> _TASK GOAL_:
Give the number of lines in this listing that contain "男人三十", with no other words.

(A block of data)
>>>>
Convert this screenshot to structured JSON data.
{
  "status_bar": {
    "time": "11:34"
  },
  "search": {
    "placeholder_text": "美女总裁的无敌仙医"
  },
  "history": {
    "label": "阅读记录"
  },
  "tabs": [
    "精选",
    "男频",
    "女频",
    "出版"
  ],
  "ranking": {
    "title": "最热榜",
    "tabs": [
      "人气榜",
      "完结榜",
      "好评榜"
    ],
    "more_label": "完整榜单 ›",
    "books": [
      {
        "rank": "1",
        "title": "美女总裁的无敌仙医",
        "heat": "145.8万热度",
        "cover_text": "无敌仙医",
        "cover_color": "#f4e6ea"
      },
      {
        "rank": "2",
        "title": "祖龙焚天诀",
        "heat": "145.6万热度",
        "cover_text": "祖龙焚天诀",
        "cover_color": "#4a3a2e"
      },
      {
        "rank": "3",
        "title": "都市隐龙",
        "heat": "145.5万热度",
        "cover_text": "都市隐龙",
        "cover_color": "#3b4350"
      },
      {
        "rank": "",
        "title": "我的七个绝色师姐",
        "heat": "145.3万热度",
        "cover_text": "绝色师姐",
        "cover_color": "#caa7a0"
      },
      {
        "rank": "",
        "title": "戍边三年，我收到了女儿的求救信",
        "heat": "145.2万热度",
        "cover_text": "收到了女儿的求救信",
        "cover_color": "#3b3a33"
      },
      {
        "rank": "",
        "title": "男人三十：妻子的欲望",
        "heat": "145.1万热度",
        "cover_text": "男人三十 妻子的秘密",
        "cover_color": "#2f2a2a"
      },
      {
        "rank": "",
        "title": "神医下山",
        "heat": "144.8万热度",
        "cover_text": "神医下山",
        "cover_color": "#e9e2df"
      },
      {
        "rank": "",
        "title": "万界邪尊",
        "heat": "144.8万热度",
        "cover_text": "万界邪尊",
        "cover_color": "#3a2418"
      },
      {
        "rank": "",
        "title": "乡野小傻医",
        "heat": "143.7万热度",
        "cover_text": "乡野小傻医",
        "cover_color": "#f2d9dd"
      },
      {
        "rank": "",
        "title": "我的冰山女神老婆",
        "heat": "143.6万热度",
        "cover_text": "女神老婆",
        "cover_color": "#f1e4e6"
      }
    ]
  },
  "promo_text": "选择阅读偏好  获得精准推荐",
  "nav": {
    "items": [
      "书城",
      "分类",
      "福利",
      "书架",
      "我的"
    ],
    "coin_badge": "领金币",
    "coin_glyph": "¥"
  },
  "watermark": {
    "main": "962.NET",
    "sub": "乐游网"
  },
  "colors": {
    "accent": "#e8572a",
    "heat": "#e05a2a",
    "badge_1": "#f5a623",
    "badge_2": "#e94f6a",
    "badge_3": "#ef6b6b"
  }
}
<<<<
> _EXERCISE SOLUTION_:
2